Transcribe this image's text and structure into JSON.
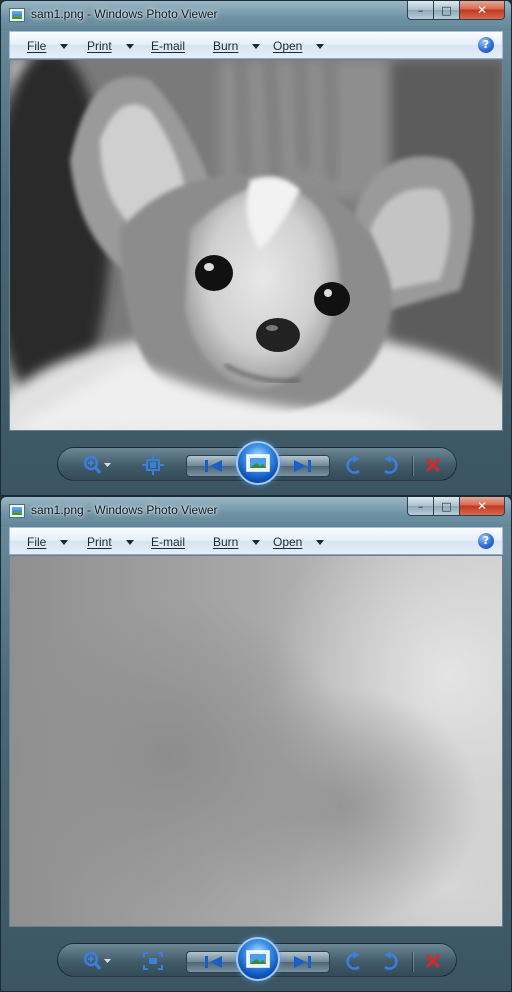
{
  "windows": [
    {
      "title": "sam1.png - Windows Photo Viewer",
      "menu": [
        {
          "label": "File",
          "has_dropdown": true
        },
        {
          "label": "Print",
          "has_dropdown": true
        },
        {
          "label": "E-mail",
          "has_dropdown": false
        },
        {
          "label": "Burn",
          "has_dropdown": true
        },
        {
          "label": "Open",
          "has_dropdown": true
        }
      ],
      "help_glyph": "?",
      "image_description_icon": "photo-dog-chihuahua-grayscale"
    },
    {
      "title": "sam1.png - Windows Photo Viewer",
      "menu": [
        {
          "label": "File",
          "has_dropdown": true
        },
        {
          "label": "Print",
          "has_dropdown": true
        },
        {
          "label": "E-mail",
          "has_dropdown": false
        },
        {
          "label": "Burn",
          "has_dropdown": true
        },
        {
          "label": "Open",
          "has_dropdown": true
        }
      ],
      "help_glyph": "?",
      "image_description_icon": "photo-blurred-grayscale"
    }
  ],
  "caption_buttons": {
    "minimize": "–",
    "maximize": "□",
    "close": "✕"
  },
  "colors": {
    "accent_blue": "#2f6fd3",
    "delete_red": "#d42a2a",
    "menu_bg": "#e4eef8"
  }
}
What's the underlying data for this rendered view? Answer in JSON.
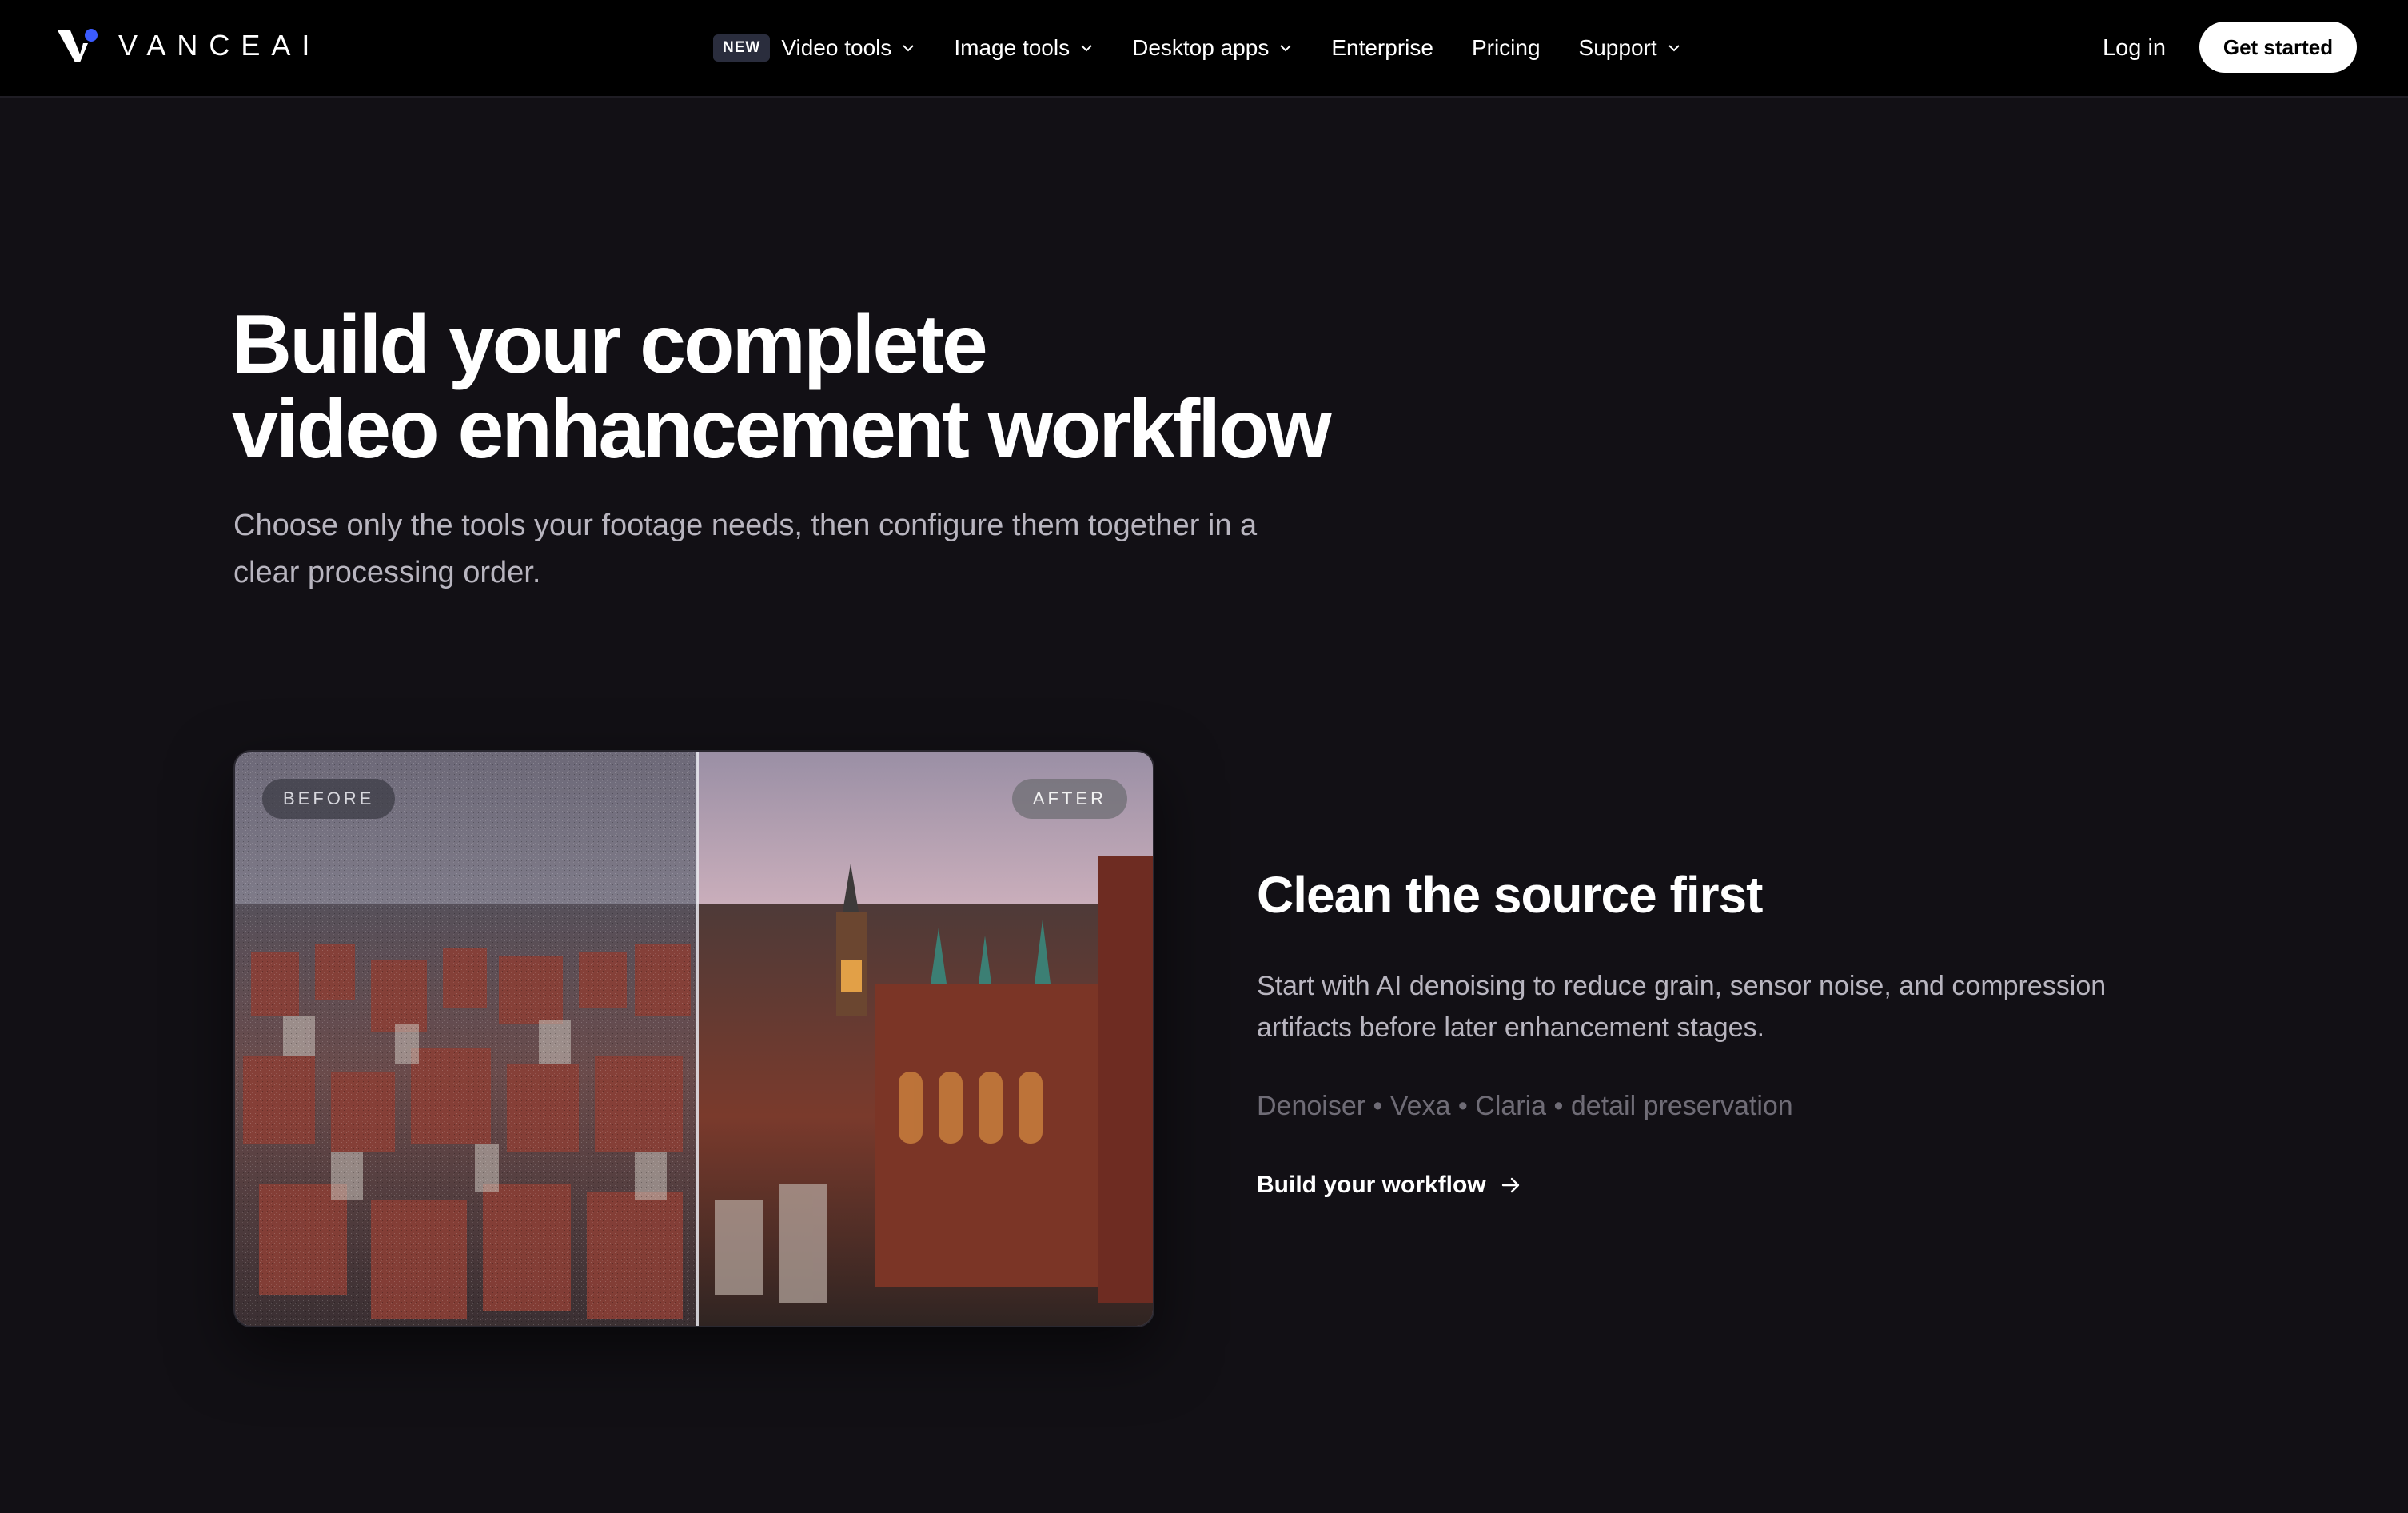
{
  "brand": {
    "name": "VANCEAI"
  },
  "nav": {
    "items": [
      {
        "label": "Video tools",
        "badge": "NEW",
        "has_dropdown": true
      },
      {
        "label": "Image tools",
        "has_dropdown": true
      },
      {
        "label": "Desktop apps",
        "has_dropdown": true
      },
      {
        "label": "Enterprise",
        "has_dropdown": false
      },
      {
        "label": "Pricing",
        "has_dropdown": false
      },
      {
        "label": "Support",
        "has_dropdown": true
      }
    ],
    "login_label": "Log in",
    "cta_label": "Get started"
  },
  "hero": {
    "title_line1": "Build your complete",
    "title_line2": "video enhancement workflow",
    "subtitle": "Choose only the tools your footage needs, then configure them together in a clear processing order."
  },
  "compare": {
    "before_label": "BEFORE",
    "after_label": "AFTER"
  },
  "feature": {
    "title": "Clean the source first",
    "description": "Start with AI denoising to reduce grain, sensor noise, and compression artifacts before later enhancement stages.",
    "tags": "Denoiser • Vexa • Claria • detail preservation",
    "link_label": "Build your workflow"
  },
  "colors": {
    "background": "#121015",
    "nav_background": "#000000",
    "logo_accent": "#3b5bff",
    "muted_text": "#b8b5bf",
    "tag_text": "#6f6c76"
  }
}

*Exercise requirements*. In the records above, locate the lines holding the word "this". Copy each of them.

*Task solution*.
Transcribe this image's text and structure into JSON.
What's the underlying data for this rendered view? Answer in JSON.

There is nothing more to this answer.